_Material to process_
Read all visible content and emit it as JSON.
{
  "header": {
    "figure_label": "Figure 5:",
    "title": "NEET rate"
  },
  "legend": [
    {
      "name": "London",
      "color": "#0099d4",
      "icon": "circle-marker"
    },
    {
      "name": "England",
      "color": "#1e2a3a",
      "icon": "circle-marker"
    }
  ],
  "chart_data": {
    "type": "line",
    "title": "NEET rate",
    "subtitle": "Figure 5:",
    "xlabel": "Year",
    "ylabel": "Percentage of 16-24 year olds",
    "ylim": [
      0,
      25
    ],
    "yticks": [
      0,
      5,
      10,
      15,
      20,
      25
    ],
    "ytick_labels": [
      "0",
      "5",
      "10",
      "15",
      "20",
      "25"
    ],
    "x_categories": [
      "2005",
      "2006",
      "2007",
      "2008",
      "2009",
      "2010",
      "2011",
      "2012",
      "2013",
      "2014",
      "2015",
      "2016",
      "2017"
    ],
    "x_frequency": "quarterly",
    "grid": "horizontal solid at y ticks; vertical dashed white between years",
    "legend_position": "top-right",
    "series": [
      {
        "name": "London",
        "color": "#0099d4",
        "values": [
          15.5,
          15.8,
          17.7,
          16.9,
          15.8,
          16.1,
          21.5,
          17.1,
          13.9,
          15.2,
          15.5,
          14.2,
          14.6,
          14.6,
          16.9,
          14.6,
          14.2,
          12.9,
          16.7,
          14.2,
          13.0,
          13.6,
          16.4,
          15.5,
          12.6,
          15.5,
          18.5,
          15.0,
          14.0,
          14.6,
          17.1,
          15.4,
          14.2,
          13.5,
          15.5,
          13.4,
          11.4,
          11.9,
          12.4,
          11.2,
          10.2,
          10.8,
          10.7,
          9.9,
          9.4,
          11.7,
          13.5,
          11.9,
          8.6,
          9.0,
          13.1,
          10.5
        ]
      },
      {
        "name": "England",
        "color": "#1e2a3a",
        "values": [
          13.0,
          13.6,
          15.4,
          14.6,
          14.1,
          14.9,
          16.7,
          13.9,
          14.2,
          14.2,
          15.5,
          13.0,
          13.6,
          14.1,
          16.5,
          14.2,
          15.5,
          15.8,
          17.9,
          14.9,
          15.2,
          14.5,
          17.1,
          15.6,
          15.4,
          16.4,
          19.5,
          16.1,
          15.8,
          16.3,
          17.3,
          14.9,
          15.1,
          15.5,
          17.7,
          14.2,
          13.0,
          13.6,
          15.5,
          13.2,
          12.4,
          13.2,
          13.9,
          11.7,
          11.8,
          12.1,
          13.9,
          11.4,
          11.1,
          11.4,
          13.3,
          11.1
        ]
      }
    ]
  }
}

_Exercise task_
Locate all lines holding the word "name", then copy them out.

_Written solution_
      "name": "London",
      "name": "England",
        "name": "London",
        "name": "England",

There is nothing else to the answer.